(Recorded data)
◇ ◇ ◇ ◇ ◇

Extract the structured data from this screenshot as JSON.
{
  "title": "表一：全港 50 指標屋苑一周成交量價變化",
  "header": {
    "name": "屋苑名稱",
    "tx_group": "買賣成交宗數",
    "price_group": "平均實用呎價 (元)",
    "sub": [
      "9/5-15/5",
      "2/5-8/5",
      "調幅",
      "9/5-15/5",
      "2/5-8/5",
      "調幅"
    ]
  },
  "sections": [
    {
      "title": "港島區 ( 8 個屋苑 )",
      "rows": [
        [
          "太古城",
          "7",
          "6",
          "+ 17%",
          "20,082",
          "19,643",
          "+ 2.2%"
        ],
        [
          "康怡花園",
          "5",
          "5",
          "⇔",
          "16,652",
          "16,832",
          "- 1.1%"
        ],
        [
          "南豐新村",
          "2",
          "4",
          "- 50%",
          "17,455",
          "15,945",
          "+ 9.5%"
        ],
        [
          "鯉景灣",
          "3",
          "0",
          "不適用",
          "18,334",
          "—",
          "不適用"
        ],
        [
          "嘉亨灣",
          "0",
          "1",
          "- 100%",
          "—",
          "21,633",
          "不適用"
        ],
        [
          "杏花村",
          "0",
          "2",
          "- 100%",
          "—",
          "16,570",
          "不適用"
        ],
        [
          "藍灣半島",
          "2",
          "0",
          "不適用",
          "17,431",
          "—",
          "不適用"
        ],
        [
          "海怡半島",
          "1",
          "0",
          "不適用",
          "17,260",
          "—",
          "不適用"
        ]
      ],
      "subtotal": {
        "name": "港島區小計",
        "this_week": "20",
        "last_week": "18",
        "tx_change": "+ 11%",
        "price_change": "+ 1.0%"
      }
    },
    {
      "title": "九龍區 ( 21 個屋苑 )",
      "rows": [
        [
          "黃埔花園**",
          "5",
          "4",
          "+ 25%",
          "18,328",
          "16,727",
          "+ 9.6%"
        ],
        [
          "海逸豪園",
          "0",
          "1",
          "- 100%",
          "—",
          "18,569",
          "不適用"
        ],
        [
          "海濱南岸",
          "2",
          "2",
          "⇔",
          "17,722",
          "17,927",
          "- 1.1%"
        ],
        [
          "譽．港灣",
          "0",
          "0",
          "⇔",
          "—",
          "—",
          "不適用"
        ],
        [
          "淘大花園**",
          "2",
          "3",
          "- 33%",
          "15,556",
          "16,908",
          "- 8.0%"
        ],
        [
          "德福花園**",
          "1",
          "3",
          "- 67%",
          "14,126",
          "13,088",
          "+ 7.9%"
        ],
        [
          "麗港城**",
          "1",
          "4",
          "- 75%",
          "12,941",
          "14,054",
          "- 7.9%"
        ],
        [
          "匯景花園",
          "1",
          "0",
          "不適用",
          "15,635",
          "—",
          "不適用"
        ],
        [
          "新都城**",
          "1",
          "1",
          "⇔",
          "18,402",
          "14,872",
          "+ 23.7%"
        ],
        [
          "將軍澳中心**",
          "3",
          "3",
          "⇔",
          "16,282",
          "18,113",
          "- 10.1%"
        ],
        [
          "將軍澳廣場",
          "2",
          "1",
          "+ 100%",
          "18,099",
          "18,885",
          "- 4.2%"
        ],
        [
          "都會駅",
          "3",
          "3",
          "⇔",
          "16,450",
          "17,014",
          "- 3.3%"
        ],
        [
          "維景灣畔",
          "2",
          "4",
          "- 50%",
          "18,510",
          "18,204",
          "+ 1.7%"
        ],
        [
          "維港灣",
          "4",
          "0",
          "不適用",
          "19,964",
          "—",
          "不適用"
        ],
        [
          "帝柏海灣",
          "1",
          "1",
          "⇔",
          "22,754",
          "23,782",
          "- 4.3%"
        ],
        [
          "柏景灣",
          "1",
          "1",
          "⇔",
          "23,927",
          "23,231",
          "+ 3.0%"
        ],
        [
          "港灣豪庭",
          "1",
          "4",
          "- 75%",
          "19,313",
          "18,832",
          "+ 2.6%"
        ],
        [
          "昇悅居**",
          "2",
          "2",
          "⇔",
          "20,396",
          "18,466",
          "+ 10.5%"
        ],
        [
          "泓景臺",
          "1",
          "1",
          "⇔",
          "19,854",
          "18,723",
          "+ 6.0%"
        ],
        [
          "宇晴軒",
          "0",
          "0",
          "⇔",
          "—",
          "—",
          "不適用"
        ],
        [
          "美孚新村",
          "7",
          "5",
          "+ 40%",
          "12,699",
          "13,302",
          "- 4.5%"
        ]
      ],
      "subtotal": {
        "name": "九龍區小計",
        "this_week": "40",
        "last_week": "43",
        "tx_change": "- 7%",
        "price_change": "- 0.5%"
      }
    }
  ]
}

◇ ◇ ◇ ◇ ◇

**WHAT YOU ARE ASKED TO DO:**
Using the listing above, retype each line exactly.

**SOLUTION TO THIS TASK:**
Extract the structured data from this screenshot as JSON.
{
  "title": "表一：全港 50 指標屋苑一周成交量價變化",
  "header": {
    "name": "屋苑名稱",
    "tx_group": "買賣成交宗數",
    "price_group": "平均實用呎價 (元)",
    "sub": [
      "9/5-15/5",
      "2/5-8/5",
      "調幅",
      "9/5-15/5",
      "2/5-8/5",
      "調幅"
    ]
  },
  "sections": [
    {
      "title": "港島區 ( 8 個屋苑 )",
      "rows": [
        [
          "太古城",
          "7",
          "6",
          "+ 17%",
          "20,082",
          "19,643",
          "+ 2.2%"
        ],
        [
          "康怡花園",
          "5",
          "5",
          "⇔",
          "16,652",
          "16,832",
          "- 1.1%"
        ],
        [
          "南豐新村",
          "2",
          "4",
          "- 50%",
          "17,455",
          "15,945",
          "+ 9.5%"
        ],
        [
          "鯉景灣",
          "3",
          "0",
          "不適用",
          "18,334",
          "—",
          "不適用"
        ],
        [
          "嘉亨灣",
          "0",
          "1",
          "- 100%",
          "—",
          "21,633",
          "不適用"
        ],
        [
          "杏花村",
          "0",
          "2",
          "- 100%",
          "—",
          "16,570",
          "不適用"
        ],
        [
          "藍灣半島",
          "2",
          "0",
          "不適用",
          "17,431",
          "—",
          "不適用"
        ],
        [
          "海怡半島",
          "1",
          "0",
          "不適用",
          "17,260",
          "—",
          "不適用"
        ]
      ],
      "subtotal": {
        "name": "港島區小計",
        "this_week": "20",
        "last_week": "18",
        "tx_change": "+ 11%",
        "price_change": "+ 1.0%"
      }
    },
    {
      "title": "九龍區 ( 21 個屋苑 )",
      "rows": [
        [
          "黃埔花園**",
          "5",
          "4",
          "+ 25%",
          "18,328",
          "16,727",
          "+ 9.6%"
        ],
        [
          "海逸豪園",
          "0",
          "1",
          "- 100%",
          "—",
          "18,569",
          "不適用"
        ],
        [
          "海濱南岸",
          "2",
          "2",
          "⇔",
          "17,722",
          "17,927",
          "- 1.1%"
        ],
        [
          "譽．港灣",
          "0",
          "0",
          "⇔",
          "—",
          "—",
          "不適用"
        ],
        [
          "淘大花園**",
          "2",
          "3",
          "- 33%",
          "15,556",
          "16,908",
          "- 8.0%"
        ],
        [
          "德福花園**",
          "1",
          "3",
          "- 67%",
          "14,126",
          "13,088",
          "+ 7.9%"
        ],
        [
          "麗港城**",
          "1",
          "4",
          "- 75%",
          "12,941",
          "14,054",
          "- 7.9%"
        ],
        [
          "匯景花園",
          "1",
          "0",
          "不適用",
          "15,635",
          "—",
          "不適用"
        ],
        [
          "新都城**",
          "1",
          "1",
          "⇔",
          "18,402",
          "14,872",
          "+ 23.7%"
        ],
        [
          "將軍澳中心**",
          "3",
          "3",
          "⇔",
          "16,282",
          "18,113",
          "- 10.1%"
        ],
        [
          "將軍澳廣場",
          "2",
          "1",
          "+ 100%",
          "18,099",
          "18,885",
          "- 4.2%"
        ],
        [
          "都會駅",
          "3",
          "3",
          "⇔",
          "16,450",
          "17,014",
          "- 3.3%"
        ],
        [
          "維景灣畔",
          "2",
          "4",
          "- 50%",
          "18,510",
          "18,204",
          "+ 1.7%"
        ],
        [
          "維港灣",
          "4",
          "0",
          "不適用",
          "19,964",
          "—",
          "不適用"
        ],
        [
          "帝柏海灣",
          "1",
          "1",
          "⇔",
          "22,754",
          "23,782",
          "- 4.3%"
        ],
        [
          "柏景灣",
          "1",
          "1",
          "⇔",
          "23,927",
          "23,231",
          "+ 3.0%"
        ],
        [
          "港灣豪庭",
          "1",
          "4",
          "- 75%",
          "19,313",
          "18,832",
          "+ 2.6%"
        ],
        [
          "昇悅居**",
          "2",
          "2",
          "⇔",
          "20,396",
          "18,466",
          "+ 10.5%"
        ],
        [
          "泓景臺",
          "1",
          "1",
          "⇔",
          "19,854",
          "18,723",
          "+ 6.0%"
        ],
        [
          "宇晴軒",
          "0",
          "0",
          "⇔",
          "—",
          "—",
          "不適用"
        ],
        [
          "美孚新村",
          "7",
          "5",
          "+ 40%",
          "12,699",
          "13,302",
          "- 4.5%"
        ]
      ],
      "subtotal": {
        "name": "九龍區小計",
        "this_week": "40",
        "last_week": "43",
        "tx_change": "- 7%",
        "price_change": "- 0.5%"
      }
    }
  ]
}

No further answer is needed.